#### [ITEMS]
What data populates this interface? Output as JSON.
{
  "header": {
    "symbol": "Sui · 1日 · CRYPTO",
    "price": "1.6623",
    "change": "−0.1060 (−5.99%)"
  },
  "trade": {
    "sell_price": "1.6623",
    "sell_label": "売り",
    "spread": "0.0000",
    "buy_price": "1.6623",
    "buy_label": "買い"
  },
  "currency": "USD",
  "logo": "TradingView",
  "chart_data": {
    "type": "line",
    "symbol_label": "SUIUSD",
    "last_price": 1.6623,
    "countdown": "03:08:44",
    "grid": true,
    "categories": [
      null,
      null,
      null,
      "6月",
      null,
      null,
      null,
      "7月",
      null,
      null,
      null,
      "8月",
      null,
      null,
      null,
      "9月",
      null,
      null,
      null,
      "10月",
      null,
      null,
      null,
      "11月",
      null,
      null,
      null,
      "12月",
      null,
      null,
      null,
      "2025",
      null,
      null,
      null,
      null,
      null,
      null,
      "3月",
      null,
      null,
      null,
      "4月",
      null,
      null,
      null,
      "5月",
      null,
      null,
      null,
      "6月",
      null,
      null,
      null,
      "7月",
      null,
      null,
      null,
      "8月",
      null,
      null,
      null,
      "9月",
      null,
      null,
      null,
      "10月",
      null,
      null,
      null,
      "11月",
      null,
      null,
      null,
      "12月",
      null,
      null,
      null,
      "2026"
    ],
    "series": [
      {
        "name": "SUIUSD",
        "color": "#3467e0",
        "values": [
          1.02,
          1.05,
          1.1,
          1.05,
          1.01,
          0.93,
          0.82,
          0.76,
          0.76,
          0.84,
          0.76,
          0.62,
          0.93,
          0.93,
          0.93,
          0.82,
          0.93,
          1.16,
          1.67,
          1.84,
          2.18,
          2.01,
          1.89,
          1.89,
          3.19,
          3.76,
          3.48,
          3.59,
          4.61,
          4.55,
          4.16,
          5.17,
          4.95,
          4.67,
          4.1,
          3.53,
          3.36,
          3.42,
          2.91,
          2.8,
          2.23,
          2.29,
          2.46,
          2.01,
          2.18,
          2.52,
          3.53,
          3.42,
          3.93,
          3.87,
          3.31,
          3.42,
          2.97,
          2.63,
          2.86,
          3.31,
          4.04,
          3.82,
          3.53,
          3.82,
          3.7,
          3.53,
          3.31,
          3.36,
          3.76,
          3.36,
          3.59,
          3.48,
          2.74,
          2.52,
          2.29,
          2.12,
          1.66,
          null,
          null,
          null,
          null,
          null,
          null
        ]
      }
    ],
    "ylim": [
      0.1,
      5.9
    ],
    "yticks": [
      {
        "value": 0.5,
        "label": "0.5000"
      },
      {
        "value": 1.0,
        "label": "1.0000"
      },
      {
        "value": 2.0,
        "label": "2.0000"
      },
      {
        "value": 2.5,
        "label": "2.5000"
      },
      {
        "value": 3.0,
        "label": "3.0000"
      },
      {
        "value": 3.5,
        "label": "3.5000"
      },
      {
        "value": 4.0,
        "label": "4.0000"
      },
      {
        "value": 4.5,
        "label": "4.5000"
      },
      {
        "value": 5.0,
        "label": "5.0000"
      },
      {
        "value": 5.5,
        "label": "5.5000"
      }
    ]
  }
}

#### [REQUIRED TASK]
Reproduce all of the material above word for word.

#### [COMPLETE RESPONSE]
What data populates this interface? Output as JSON.
{
  "header": {
    "symbol": "Sui · 1日 · CRYPTO",
    "price": "1.6623",
    "change": "−0.1060 (−5.99%)"
  },
  "trade": {
    "sell_price": "1.6623",
    "sell_label": "売り",
    "spread": "0.0000",
    "buy_price": "1.6623",
    "buy_label": "買い"
  },
  "currency": "USD",
  "logo": "TradingView",
  "chart_data": {
    "type": "line",
    "symbol_label": "SUIUSD",
    "last_price": 1.6623,
    "countdown": "03:08:44",
    "grid": true,
    "categories": [
      null,
      null,
      null,
      "6月",
      null,
      null,
      null,
      "7月",
      null,
      null,
      null,
      "8月",
      null,
      null,
      null,
      "9月",
      null,
      null,
      null,
      "10月",
      null,
      null,
      null,
      "11月",
      null,
      null,
      null,
      "12月",
      null,
      null,
      null,
      "2025",
      null,
      null,
      null,
      null,
      null,
      null,
      "3月",
      null,
      null,
      null,
      "4月",
      null,
      null,
      null,
      "5月",
      null,
      null,
      null,
      "6月",
      null,
      null,
      null,
      "7月",
      null,
      null,
      null,
      "8月",
      null,
      null,
      null,
      "9月",
      null,
      null,
      null,
      "10月",
      null,
      null,
      null,
      "11月",
      null,
      null,
      null,
      "12月",
      null,
      null,
      null,
      "2026"
    ],
    "series": [
      {
        "name": "SUIUSD",
        "color": "#3467e0",
        "values": [
          1.02,
          1.05,
          1.1,
          1.05,
          1.01,
          0.93,
          0.82,
          0.76,
          0.76,
          0.84,
          0.76,
          0.62,
          0.93,
          0.93,
          0.93,
          0.82,
          0.93,
          1.16,
          1.67,
          1.84,
          2.18,
          2.01,
          1.89,
          1.89,
          3.19,
          3.76,
          3.48,
          3.59,
          4.61,
          4.55,
          4.16,
          5.17,
          4.95,
          4.67,
          4.1,
          3.53,
          3.36,
          3.42,
          2.91,
          2.8,
          2.23,
          2.29,
          2.46,
          2.01,
          2.18,
          2.52,
          3.53,
          3.42,
          3.93,
          3.87,
          3.31,
          3.42,
          2.97,
          2.63,
          2.86,
          3.31,
          4.04,
          3.82,
          3.53,
          3.82,
          3.7,
          3.53,
          3.31,
          3.36,
          3.76,
          3.36,
          3.59,
          3.48,
          2.74,
          2.52,
          2.29,
          2.12,
          1.66,
          null,
          null,
          null,
          null,
          null,
          null
        ]
      }
    ],
    "ylim": [
      0.1,
      5.9
    ],
    "yticks": [
      {
        "value": 0.5,
        "label": "0.5000"
      },
      {
        "value": 1.0,
        "label": "1.0000"
      },
      {
        "value": 2.0,
        "label": "2.0000"
      },
      {
        "value": 2.5,
        "label": "2.5000"
      },
      {
        "value": 3.0,
        "label": "3.0000"
      },
      {
        "value": 3.5,
        "label": "3.5000"
      },
      {
        "value": 4.0,
        "label": "4.0000"
      },
      {
        "value": 4.5,
        "label": "4.5000"
      },
      {
        "value": 5.0,
        "label": "5.0000"
      },
      {
        "value": 5.5,
        "label": "5.5000"
      }
    ]
  }
}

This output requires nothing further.